Start of Task inputs

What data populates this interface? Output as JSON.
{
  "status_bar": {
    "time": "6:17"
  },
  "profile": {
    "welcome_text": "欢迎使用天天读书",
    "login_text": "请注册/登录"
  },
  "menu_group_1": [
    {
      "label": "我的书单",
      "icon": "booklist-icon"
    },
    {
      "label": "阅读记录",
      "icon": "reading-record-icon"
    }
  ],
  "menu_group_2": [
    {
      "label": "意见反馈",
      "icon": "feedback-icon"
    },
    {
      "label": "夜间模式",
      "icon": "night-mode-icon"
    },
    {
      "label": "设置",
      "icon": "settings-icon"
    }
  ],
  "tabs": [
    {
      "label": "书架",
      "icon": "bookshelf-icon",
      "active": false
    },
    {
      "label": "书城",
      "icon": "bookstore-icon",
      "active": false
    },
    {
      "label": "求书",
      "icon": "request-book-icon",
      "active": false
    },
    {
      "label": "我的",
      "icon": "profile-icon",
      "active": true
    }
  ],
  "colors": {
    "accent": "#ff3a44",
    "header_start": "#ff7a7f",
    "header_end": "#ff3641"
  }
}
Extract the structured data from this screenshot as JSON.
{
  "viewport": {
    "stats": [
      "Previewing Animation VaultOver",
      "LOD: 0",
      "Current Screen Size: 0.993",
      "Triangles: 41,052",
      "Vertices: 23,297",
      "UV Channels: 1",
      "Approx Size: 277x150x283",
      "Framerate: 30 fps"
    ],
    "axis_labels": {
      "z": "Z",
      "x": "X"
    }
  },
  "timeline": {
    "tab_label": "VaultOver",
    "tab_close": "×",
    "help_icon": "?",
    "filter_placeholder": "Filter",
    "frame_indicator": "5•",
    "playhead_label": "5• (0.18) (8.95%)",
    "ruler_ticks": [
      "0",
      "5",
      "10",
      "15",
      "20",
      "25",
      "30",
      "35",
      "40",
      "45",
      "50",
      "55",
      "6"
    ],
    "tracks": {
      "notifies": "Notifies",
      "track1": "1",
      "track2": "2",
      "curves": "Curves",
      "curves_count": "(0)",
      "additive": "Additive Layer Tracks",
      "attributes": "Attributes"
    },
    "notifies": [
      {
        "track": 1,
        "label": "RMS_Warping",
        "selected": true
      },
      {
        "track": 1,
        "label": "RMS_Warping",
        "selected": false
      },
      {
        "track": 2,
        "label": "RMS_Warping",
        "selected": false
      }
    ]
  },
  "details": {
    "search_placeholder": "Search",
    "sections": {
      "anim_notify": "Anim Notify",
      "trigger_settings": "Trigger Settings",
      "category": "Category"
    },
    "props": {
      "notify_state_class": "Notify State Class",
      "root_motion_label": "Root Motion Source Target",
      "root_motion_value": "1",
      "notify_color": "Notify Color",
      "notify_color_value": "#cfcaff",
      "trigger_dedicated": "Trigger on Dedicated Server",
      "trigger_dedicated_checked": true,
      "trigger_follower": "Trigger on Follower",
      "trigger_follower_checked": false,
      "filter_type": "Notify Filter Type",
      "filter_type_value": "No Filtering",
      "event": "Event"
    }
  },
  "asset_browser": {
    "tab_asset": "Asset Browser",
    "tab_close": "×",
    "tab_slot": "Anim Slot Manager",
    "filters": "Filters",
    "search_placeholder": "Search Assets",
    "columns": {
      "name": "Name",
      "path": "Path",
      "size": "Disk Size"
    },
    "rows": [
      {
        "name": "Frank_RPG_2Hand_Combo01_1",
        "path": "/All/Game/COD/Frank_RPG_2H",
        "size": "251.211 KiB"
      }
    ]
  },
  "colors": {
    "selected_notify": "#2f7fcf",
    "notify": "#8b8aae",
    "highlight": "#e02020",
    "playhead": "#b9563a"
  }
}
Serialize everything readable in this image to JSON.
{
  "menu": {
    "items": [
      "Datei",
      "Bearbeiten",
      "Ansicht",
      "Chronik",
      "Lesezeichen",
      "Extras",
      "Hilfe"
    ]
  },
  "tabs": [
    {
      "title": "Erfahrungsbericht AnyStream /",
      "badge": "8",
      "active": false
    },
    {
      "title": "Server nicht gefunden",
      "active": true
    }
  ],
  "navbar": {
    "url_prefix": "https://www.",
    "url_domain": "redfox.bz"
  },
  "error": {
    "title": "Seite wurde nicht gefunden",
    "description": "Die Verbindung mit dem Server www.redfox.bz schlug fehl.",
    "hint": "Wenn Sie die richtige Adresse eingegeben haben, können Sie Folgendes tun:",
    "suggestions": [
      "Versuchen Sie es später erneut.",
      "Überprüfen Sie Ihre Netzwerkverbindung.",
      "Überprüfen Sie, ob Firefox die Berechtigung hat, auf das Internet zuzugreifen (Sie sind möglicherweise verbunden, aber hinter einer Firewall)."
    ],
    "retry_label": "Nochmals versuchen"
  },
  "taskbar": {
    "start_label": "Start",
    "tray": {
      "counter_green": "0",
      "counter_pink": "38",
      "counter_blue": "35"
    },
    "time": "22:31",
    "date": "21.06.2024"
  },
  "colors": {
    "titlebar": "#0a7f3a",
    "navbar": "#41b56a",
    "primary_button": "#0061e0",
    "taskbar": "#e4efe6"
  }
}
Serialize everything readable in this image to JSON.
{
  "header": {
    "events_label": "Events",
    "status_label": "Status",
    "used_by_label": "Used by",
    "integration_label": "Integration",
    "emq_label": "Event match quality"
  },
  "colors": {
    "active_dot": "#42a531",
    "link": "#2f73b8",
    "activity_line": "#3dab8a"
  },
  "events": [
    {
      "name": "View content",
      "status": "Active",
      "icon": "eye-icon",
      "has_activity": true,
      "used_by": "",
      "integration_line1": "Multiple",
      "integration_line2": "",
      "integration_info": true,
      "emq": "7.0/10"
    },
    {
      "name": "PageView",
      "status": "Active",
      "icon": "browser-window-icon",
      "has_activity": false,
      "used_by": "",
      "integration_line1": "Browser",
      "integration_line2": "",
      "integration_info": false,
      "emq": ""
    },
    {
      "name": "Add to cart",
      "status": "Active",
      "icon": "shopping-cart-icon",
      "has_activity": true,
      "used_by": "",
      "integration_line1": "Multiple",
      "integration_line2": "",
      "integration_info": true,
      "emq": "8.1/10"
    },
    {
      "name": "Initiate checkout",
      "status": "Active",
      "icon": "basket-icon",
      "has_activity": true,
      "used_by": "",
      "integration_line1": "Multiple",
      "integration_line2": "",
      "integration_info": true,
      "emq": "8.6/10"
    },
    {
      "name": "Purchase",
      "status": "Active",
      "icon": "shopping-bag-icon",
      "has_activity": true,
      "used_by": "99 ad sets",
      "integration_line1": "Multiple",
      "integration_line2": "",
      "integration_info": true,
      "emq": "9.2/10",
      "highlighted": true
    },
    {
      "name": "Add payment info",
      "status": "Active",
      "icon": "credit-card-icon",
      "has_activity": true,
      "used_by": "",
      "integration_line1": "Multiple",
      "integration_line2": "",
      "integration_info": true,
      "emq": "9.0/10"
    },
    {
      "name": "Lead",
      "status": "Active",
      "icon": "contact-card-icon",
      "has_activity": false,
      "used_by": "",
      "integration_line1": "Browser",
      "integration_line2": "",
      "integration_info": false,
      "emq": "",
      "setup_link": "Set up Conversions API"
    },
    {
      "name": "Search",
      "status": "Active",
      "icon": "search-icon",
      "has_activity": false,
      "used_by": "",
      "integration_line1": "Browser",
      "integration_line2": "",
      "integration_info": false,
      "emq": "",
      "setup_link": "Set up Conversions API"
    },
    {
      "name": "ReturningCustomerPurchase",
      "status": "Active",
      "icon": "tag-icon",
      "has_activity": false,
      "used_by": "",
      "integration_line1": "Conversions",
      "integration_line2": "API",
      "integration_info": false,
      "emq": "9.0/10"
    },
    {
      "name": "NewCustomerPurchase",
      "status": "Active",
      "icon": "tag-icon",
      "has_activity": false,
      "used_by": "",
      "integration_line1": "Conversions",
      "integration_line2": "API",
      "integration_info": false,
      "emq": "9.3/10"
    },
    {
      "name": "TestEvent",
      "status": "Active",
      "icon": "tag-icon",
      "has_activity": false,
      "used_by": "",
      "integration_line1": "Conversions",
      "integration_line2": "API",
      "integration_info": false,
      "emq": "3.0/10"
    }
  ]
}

End of Task inputs

• What you will do
From the entries above, copy each line holding "cart".

• Written solution
      "name": "Add to cart",
      "icon": "shopping-cart-icon",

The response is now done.